» **REQUIRED TASK**:
Leave out any picture and return the remaining listing below exactly as given.

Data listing

──────────

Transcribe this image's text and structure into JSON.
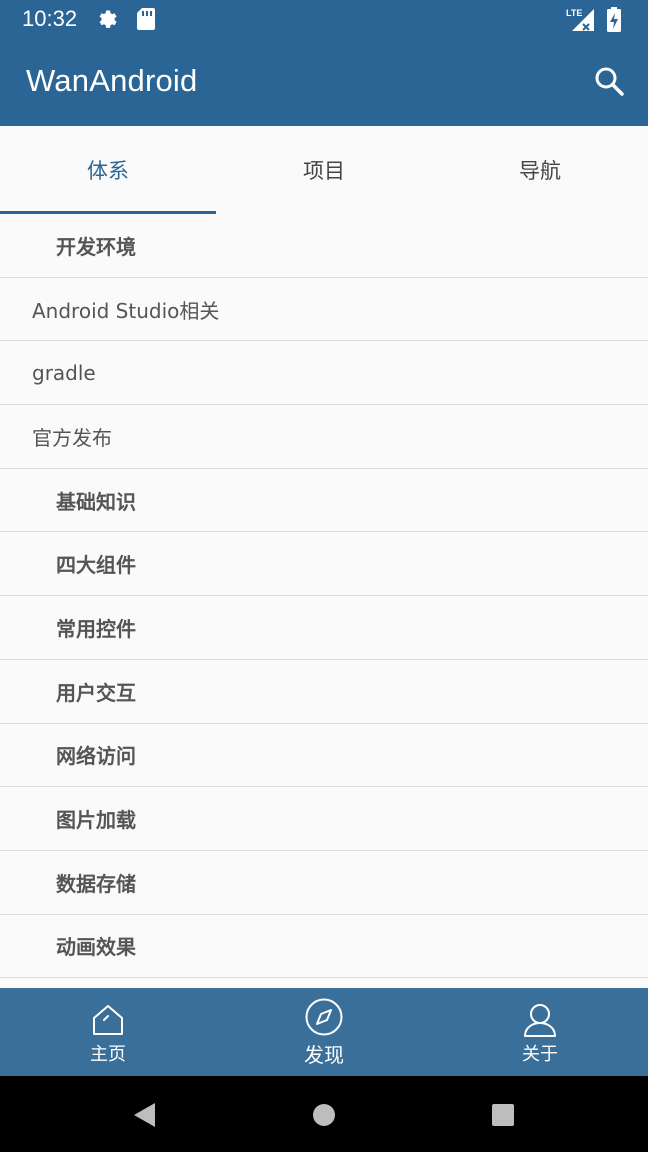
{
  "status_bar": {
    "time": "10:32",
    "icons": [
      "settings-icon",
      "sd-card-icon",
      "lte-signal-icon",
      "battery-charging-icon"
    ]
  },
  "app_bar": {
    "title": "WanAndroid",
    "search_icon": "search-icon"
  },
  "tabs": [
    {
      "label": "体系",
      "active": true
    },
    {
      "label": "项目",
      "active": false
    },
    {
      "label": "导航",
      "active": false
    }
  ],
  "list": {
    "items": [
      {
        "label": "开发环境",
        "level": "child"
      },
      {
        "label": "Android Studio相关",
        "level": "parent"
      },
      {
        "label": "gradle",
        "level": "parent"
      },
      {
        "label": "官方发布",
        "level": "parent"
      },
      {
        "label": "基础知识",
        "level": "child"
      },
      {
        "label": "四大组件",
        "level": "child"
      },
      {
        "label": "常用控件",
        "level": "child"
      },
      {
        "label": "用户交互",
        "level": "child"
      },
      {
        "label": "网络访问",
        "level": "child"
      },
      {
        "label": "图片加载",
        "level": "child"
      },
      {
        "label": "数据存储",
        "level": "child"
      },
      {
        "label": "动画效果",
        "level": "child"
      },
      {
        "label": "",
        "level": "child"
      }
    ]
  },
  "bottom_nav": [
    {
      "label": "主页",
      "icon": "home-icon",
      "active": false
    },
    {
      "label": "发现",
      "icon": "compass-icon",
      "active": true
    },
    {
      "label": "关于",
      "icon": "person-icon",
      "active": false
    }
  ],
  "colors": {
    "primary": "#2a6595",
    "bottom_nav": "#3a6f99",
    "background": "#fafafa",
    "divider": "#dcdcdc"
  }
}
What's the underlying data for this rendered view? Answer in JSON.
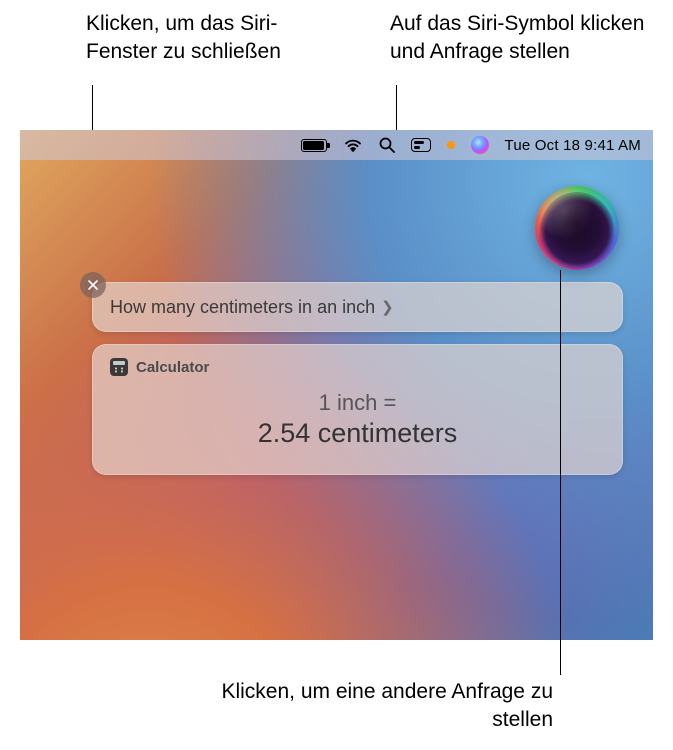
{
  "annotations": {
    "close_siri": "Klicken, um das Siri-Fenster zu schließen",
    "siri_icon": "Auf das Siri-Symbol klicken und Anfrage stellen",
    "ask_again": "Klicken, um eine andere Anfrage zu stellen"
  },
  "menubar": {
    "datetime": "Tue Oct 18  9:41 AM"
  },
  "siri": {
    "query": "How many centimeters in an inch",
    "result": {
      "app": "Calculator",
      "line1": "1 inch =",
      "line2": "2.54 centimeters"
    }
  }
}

──────────

» **TASK ANSWER**:
Transcribe this image's text and structure into JSON.
{
  "status_bar": {
    "time": "10:32",
    "icons": [
      "settings-icon",
      "sd-card-icon",
      "lte-signal-icon",
      "battery-charging-icon"
    ]
  },
  "app_bar": {
    "title": "WanAndroid",
    "search_icon": "search-icon"
  },
  "tabs": [
    {
      "label": "体系",
      "active": true
    },
    {
      "label": "项目",
      "active": false
    },
    {
      "label": "导航",
      "active": false
    }
  ],
  "list": {
    "items": [
      {
        "label": "开发环境",
        "level": "child"
      },
      {
        "label": "Android Studio相关",
        "level": "parent"
      },
      {
        "label": "gradle",
        "level": "parent"
      },
      {
        "label": "官方发布",
        "level": "parent"
      },
      {
        "label": "基础知识",
        "level": "child"
      },
      {
        "label": "四大组件",
        "level": "child"
      },
      {
        "label": "常用控件",
        "level": "child"
      },
      {
        "label": "用户交互",
        "level": "child"
      },
      {
        "label": "网络访问",
        "level": "child"
      },
      {
        "label": "图片加载",
        "level": "child"
      },
      {
        "label": "数据存储",
        "level": "child"
      },
      {
        "label": "动画效果",
        "level": "child"
      },
      {
        "label": "",
        "level": "child"
      }
    ]
  },
  "bottom_nav": [
    {
      "label": "主页",
      "icon": "home-icon",
      "active": false
    },
    {
      "label": "发现",
      "icon": "compass-icon",
      "active": true
    },
    {
      "label": "关于",
      "icon": "person-icon",
      "active": false
    }
  ],
  "colors": {
    "primary": "#2a6595",
    "bottom_nav": "#3a6f99",
    "background": "#fafafa",
    "divider": "#dcdcdc"
  }
}
What's the underlying data for this rendered view? Answer in JSON.
{
  "annotations": {
    "close_siri": "Klicken, um das Siri-Fenster zu schließen",
    "siri_icon": "Auf das Siri-Symbol klicken und Anfrage stellen",
    "ask_again": "Klicken, um eine andere Anfrage zu stellen"
  },
  "menubar": {
    "datetime": "Tue Oct 18  9:41 AM"
  },
  "siri": {
    "query": "How many centimeters in an inch",
    "result": {
      "app": "Calculator",
      "line1": "1 inch =",
      "line2": "2.54 centimeters"
    }
  }
}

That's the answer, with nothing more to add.